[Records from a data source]
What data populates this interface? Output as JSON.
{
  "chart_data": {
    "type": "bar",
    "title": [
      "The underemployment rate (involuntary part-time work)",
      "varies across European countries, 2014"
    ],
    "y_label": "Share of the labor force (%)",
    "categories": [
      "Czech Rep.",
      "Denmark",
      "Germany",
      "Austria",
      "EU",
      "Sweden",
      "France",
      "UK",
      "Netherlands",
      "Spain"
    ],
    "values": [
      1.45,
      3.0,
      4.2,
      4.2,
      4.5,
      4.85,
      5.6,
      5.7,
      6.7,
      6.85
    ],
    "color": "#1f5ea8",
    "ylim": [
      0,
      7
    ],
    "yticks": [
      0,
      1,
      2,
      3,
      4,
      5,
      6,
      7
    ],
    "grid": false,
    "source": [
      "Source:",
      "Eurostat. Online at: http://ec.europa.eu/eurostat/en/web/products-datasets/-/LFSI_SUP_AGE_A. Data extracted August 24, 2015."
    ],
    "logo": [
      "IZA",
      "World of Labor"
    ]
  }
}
...
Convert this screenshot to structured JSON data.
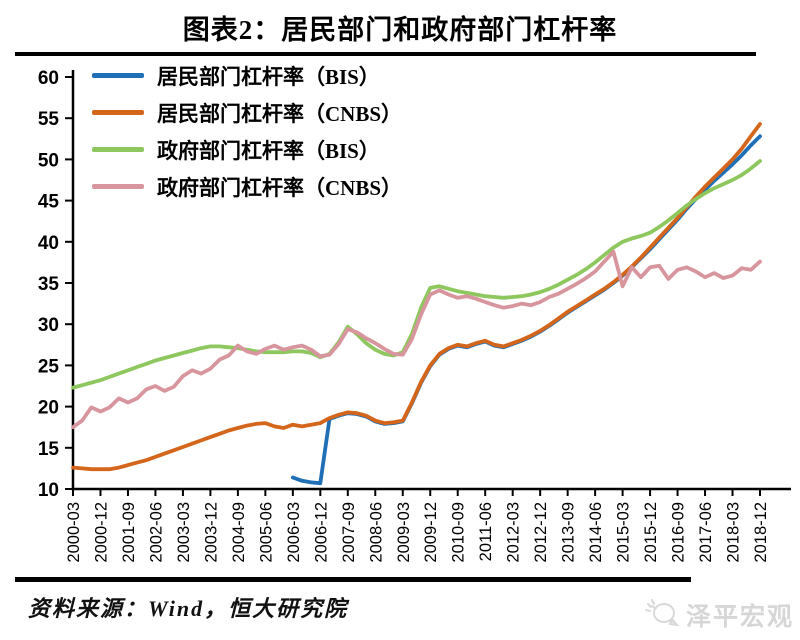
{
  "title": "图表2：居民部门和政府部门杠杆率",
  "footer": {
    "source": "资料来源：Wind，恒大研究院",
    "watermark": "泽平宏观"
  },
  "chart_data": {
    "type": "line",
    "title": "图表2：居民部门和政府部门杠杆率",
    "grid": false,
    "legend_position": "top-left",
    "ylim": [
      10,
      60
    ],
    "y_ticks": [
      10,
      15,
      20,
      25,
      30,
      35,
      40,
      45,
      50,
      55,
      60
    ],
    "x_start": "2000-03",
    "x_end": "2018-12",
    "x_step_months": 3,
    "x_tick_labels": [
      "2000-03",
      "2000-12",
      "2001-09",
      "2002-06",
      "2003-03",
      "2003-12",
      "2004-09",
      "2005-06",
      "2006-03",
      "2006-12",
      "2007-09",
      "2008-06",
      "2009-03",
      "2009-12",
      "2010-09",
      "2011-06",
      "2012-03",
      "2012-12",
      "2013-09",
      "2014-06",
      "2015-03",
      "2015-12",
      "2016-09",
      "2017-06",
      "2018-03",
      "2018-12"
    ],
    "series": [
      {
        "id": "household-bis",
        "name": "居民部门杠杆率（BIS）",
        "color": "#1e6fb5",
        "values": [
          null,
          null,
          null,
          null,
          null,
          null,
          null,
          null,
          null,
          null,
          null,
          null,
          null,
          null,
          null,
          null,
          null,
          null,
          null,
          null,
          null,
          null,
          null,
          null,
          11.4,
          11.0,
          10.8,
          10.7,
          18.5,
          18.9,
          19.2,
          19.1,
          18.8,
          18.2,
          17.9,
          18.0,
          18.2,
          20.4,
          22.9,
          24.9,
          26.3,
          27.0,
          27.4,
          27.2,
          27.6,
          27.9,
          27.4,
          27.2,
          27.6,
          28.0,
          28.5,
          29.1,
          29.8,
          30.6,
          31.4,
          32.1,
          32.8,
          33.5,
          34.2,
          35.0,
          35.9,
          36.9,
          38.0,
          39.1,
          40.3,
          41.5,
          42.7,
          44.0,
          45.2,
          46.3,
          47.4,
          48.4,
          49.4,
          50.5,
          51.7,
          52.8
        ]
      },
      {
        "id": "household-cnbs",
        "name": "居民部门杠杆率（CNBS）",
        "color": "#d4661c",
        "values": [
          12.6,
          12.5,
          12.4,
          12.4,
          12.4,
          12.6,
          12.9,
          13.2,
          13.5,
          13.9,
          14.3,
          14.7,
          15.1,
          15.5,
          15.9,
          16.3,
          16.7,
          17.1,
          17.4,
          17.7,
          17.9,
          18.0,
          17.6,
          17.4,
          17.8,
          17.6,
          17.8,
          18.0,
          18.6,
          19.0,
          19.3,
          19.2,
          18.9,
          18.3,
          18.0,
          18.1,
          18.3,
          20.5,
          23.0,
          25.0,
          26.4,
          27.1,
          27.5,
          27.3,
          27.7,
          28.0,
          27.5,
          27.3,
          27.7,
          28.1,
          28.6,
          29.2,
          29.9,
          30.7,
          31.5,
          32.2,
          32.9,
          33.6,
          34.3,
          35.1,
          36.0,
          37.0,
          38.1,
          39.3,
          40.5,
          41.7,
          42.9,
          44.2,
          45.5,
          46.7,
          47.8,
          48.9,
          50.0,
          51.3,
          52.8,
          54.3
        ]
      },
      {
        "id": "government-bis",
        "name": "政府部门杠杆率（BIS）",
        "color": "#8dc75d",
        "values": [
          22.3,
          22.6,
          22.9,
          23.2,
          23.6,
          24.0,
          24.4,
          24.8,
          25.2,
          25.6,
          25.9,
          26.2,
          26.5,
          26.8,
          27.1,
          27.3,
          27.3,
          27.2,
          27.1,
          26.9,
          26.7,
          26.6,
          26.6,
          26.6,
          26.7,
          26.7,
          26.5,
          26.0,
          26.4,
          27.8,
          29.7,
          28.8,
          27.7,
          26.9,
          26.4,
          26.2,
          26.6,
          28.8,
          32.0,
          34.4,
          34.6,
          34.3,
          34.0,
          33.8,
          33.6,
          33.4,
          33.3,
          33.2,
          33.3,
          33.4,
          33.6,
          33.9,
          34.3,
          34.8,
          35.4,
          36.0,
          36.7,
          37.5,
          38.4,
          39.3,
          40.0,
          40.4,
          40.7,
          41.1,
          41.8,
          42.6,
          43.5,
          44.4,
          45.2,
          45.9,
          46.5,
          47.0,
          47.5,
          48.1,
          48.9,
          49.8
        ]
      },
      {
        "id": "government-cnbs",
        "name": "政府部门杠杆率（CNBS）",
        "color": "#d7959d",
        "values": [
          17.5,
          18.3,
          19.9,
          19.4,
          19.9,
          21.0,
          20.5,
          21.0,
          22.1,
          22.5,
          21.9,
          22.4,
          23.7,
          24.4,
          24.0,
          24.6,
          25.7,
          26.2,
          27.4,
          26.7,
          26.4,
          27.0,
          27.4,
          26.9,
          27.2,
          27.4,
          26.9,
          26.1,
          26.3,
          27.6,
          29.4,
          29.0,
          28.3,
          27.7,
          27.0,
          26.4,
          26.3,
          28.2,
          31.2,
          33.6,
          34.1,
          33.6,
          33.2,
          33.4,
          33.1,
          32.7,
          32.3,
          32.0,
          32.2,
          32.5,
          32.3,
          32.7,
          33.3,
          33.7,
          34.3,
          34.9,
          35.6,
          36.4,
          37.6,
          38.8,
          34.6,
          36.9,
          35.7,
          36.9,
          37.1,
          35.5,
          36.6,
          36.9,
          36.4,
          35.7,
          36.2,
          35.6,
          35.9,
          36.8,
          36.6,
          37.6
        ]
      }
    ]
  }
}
* * *
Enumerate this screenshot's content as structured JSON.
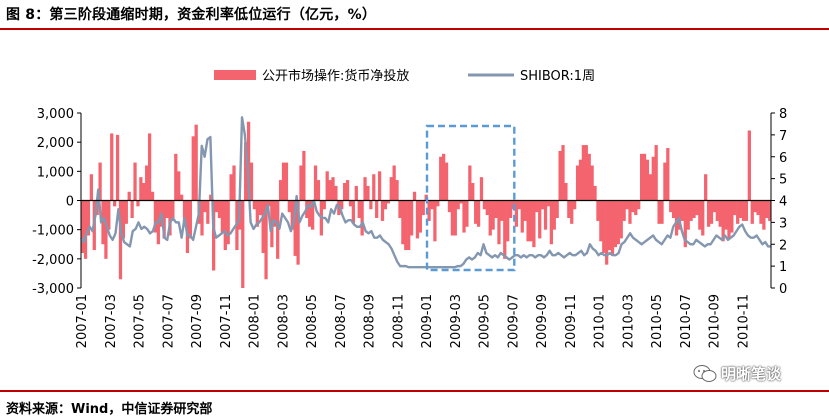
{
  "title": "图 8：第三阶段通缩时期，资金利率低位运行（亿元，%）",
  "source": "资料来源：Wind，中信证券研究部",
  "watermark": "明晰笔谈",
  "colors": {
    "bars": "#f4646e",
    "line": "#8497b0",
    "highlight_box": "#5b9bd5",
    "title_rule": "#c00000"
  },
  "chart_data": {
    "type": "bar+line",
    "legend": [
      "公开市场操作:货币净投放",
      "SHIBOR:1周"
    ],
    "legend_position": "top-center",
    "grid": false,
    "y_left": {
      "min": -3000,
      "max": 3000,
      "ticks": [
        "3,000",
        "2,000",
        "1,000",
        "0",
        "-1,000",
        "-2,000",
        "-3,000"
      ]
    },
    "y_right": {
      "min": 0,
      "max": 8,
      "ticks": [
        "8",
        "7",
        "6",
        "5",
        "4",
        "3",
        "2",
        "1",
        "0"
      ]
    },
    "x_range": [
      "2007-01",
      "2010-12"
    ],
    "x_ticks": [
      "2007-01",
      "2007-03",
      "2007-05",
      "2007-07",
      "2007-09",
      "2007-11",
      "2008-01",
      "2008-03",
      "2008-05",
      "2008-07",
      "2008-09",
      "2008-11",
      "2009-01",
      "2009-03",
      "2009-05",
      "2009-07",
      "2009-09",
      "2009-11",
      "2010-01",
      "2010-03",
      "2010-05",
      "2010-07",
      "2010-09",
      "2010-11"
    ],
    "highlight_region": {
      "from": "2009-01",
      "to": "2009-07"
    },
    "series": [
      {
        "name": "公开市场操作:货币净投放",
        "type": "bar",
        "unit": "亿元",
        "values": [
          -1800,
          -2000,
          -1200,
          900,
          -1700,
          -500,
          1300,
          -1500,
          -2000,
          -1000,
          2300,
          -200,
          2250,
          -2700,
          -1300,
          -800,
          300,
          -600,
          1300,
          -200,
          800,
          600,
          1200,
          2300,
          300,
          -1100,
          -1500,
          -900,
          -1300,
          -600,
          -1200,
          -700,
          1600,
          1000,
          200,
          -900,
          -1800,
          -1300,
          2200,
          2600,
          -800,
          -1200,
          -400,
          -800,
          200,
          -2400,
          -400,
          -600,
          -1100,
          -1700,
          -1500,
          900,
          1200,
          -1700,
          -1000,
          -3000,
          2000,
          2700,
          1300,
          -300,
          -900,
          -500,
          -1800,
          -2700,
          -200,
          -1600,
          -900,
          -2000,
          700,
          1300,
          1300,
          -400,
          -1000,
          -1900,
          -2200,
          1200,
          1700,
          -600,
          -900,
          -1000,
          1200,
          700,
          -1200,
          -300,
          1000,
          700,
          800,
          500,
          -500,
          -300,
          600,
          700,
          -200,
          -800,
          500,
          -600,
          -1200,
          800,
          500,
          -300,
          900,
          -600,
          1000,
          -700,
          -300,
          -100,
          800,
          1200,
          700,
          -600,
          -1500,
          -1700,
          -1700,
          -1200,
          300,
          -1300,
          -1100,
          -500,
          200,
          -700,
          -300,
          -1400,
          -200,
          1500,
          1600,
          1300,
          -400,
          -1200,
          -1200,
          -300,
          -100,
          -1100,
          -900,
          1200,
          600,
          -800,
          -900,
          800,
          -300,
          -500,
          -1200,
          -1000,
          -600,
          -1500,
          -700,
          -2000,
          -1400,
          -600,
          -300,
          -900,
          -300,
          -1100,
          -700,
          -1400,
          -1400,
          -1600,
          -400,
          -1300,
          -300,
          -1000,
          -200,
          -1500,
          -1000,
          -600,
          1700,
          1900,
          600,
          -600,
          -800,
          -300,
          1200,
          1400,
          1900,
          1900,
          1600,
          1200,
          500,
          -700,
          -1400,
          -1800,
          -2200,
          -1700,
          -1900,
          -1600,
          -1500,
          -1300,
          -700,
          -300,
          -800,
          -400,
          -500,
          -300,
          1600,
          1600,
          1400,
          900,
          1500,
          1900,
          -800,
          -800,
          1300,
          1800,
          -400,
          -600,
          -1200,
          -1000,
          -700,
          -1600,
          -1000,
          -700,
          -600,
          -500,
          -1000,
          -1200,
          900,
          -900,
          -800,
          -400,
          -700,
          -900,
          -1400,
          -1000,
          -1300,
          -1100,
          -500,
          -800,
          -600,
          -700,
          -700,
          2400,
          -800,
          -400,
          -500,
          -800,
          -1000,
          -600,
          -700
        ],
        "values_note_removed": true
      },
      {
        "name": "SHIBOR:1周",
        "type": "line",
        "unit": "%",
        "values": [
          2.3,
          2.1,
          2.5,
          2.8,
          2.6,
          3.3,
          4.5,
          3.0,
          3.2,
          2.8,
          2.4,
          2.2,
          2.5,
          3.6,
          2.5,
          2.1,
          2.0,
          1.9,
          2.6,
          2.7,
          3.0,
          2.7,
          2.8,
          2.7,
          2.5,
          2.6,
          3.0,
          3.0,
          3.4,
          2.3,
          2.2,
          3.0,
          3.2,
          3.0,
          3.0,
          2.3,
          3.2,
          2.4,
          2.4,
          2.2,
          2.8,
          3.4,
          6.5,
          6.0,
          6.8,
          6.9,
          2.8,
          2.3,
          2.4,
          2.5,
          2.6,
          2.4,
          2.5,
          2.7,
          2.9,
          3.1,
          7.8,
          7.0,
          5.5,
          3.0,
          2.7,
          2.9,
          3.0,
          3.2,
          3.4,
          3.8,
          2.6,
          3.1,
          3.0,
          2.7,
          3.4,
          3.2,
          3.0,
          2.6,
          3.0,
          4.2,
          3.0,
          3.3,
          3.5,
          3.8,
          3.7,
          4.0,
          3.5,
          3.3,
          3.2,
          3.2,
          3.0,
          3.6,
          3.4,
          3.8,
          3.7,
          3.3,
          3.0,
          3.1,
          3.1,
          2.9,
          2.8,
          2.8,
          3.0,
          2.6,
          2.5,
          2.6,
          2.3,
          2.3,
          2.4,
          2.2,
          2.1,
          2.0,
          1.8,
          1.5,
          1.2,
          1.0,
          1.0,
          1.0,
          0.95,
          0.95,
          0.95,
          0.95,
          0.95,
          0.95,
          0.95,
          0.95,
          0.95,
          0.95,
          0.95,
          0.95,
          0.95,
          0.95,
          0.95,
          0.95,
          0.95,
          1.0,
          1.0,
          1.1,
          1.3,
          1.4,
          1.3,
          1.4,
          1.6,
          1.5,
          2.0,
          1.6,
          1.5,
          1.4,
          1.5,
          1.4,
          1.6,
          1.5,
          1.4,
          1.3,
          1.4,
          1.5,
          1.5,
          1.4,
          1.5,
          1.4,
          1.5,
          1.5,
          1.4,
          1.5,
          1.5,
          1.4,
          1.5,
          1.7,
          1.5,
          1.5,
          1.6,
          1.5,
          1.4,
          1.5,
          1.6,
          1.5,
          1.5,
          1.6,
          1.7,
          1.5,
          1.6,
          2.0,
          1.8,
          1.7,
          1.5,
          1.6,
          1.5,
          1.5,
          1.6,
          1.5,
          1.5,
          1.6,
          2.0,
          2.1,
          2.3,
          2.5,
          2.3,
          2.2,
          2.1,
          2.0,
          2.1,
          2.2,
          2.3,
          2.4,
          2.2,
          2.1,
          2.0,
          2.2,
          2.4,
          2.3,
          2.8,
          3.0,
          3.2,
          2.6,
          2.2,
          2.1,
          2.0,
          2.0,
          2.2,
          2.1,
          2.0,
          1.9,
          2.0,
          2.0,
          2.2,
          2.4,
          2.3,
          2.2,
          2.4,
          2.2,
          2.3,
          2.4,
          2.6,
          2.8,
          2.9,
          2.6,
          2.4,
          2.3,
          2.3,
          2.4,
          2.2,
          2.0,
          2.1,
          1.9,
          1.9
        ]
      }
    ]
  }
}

WRITTEN REQUEST: Using the entries above, find all lines with "name". Copy them.

RESPONSE TO THIS EXERCISE:
        "name": "居民部门杠杆率（BIS）",
        "name": "居民部门杠杆率（CNBS）",
        "name": "政府部门杠杆率（BIS）",
        "name": "政府部门杠杆率（CNBS）",
        "name": "公开市场操作:货币净投放",
        "name": "SHIBOR:1周",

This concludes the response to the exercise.